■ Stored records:
* START *

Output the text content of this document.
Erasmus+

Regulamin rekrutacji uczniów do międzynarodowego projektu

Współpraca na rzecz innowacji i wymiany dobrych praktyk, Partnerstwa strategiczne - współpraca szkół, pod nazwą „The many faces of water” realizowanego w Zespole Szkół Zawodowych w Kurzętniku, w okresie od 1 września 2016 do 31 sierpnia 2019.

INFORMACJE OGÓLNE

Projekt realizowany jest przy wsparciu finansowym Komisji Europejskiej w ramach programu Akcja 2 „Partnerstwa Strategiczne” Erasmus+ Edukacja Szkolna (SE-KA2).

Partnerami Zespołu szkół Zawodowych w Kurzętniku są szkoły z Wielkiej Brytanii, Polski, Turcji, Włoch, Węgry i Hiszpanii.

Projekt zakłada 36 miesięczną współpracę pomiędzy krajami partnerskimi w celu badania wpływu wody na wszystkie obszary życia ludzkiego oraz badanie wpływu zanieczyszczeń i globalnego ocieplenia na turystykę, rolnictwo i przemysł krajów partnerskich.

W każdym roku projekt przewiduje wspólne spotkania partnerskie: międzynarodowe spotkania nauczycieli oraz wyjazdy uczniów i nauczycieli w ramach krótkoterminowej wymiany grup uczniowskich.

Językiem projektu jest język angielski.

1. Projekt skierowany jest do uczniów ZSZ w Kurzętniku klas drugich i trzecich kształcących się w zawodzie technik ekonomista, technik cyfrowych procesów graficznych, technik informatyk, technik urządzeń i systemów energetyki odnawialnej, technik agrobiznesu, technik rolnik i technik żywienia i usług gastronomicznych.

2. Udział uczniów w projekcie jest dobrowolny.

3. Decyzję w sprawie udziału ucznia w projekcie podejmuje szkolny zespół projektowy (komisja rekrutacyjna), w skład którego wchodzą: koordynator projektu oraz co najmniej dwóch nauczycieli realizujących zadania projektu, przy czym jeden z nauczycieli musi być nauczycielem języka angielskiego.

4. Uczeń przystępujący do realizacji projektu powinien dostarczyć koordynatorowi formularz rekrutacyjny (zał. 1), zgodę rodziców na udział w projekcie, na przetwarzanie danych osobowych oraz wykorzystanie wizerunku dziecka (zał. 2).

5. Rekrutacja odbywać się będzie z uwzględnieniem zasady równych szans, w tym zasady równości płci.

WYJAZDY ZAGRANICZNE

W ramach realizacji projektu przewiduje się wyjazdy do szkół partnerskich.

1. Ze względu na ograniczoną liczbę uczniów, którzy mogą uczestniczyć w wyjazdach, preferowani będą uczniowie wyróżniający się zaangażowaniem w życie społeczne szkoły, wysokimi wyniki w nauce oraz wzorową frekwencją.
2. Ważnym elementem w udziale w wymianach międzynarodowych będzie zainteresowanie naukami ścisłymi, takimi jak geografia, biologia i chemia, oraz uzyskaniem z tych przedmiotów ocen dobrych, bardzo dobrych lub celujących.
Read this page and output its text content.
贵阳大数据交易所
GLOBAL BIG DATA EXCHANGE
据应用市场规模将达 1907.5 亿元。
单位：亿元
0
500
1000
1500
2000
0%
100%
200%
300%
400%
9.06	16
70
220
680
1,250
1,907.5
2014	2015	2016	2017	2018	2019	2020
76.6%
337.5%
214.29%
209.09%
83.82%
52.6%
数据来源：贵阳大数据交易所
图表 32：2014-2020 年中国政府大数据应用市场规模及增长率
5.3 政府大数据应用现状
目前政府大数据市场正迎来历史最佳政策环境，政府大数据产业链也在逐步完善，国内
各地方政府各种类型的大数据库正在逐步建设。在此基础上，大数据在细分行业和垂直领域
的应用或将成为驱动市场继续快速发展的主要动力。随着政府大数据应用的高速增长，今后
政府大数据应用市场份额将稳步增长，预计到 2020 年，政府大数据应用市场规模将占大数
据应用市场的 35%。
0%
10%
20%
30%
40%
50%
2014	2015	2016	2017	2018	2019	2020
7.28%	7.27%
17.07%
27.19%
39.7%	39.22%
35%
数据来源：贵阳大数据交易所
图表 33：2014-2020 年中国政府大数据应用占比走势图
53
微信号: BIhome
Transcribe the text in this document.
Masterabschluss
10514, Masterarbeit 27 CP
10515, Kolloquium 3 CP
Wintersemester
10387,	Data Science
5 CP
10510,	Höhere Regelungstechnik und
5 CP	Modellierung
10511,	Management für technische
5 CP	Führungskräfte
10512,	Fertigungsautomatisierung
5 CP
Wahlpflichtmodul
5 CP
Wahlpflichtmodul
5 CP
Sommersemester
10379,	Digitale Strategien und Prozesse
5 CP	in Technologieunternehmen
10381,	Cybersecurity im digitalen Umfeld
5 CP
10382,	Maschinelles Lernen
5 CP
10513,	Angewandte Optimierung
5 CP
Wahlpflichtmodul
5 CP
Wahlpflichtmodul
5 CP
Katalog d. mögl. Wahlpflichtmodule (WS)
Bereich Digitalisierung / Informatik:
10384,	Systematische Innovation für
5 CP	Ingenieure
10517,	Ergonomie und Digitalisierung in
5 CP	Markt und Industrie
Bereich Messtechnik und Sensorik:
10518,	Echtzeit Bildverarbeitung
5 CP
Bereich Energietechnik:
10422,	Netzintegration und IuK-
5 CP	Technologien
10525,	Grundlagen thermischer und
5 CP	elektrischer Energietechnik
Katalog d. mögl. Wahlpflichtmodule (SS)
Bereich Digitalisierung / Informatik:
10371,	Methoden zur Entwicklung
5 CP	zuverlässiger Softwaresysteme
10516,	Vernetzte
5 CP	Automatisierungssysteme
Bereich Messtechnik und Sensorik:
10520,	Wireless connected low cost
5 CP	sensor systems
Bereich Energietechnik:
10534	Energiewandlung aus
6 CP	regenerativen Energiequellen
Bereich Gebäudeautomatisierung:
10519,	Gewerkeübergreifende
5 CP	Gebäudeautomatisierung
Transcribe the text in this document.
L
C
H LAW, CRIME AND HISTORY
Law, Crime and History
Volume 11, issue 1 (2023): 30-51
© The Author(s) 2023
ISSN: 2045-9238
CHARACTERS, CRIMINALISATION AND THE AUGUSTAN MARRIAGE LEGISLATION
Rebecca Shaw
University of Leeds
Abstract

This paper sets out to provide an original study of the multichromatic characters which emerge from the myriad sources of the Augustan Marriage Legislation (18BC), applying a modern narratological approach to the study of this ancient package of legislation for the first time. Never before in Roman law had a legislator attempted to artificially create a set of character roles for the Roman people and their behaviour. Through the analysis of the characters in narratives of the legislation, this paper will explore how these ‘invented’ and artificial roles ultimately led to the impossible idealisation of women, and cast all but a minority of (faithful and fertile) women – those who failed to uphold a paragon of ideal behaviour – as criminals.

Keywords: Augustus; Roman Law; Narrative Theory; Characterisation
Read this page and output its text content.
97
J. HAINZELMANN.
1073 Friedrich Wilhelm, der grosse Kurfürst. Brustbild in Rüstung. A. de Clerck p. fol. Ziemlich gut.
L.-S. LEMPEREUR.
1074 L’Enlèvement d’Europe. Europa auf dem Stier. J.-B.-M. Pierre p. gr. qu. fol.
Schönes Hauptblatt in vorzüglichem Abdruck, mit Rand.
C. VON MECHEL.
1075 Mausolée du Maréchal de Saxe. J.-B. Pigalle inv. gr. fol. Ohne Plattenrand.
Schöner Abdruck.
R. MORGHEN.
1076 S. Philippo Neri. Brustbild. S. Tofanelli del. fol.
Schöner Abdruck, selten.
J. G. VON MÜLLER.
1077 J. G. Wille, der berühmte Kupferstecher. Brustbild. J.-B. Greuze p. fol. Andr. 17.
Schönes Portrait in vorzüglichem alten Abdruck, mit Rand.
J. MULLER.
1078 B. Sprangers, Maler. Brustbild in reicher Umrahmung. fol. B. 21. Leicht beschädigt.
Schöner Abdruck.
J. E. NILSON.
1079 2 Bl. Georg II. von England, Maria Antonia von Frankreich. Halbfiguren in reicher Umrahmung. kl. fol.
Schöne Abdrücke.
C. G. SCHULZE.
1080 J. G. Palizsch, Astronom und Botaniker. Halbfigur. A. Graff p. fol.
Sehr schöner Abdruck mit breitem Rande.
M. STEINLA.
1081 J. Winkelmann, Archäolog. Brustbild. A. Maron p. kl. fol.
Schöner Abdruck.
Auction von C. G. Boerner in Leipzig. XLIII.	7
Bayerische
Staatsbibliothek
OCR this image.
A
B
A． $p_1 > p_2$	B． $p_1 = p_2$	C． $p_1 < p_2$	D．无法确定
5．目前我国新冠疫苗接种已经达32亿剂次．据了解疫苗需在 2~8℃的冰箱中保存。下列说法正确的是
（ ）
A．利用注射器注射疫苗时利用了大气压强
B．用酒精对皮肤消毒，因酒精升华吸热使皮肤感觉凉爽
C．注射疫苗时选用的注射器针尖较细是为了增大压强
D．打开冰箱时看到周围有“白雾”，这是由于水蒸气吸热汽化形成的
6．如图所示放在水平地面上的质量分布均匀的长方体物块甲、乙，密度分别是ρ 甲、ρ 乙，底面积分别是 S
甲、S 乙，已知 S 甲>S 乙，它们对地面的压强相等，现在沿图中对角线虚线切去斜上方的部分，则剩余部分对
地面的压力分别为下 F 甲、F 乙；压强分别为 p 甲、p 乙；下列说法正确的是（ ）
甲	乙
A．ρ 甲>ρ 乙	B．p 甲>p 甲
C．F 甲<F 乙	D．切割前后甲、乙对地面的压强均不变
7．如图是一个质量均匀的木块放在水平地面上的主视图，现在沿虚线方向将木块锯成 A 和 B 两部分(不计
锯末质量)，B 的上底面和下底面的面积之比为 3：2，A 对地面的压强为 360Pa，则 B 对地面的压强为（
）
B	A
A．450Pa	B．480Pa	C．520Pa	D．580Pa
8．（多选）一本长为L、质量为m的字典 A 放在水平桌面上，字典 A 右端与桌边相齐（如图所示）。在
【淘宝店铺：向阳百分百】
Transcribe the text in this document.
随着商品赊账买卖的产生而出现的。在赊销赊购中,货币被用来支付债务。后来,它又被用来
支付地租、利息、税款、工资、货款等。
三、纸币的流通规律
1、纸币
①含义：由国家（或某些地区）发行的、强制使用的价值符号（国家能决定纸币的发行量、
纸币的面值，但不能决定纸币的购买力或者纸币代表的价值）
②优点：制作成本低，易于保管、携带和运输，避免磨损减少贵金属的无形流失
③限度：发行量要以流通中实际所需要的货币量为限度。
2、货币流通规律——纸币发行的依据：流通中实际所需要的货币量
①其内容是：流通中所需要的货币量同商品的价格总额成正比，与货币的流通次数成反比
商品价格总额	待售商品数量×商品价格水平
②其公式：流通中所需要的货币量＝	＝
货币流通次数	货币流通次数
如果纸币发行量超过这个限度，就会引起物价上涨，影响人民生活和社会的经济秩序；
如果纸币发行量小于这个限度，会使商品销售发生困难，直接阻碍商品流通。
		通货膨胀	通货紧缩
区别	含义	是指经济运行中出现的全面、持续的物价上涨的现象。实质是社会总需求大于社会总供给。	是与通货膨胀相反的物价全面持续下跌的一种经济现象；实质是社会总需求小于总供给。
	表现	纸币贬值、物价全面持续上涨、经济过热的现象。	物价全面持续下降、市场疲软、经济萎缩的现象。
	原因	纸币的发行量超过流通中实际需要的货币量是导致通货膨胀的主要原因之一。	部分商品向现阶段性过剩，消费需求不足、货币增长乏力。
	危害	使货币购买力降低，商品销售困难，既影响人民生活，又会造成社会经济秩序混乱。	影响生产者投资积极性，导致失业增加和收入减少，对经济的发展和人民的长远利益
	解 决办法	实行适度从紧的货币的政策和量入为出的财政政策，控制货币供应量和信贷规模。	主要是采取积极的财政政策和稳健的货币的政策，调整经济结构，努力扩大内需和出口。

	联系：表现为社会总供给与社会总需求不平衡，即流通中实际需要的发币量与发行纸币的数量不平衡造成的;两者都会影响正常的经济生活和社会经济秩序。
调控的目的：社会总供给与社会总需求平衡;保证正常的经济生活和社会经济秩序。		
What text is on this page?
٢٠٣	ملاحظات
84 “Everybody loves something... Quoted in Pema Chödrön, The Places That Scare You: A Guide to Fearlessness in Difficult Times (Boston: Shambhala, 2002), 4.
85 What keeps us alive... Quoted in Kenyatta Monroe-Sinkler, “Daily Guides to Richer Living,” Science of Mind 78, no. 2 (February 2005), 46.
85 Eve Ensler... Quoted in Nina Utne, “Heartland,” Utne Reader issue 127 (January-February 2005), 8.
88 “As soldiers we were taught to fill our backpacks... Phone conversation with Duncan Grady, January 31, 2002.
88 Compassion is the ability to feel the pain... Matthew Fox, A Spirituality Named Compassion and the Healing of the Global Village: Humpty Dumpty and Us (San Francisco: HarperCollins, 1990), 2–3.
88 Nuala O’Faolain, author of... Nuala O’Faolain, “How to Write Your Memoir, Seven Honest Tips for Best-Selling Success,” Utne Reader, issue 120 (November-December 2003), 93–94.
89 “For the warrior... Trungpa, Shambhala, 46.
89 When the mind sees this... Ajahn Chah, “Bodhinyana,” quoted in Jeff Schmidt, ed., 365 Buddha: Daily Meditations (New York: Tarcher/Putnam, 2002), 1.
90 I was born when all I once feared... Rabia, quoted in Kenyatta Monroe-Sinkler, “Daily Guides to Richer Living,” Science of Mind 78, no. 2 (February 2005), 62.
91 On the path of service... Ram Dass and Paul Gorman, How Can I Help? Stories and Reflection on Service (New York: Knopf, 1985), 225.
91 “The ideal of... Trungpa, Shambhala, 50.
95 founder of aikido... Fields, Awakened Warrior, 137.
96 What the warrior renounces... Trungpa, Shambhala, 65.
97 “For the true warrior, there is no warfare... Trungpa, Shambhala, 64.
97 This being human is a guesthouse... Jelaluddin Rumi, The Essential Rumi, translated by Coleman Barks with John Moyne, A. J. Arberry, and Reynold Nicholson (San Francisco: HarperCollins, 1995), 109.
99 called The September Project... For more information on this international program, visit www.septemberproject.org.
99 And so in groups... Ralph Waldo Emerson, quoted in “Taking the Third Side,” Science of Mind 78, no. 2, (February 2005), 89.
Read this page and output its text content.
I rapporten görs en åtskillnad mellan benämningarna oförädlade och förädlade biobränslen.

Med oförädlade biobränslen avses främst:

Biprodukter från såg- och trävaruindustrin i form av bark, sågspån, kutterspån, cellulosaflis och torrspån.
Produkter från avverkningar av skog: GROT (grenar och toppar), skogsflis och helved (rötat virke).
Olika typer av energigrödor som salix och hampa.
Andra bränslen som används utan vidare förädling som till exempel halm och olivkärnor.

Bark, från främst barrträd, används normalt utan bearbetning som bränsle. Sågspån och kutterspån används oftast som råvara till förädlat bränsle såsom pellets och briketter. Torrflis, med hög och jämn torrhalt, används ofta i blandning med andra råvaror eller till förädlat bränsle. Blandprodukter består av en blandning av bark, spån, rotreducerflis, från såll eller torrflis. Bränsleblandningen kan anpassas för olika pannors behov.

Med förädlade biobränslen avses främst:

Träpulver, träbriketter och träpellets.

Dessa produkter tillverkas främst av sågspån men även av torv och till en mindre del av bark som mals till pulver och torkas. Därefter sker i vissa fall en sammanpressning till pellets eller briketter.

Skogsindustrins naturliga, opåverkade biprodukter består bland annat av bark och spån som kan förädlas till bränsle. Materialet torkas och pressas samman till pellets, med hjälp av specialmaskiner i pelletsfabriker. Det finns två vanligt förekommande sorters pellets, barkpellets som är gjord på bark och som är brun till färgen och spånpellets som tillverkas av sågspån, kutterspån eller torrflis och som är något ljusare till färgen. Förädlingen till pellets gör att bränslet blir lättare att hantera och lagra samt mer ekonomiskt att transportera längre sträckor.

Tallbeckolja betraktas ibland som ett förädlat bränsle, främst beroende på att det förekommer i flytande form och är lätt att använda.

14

* END *

■ WHAT IS EXPECTED: Give only the number of lines in the material above that hold the word "avses".

■ SOLUTION FOR THIS TASK: 2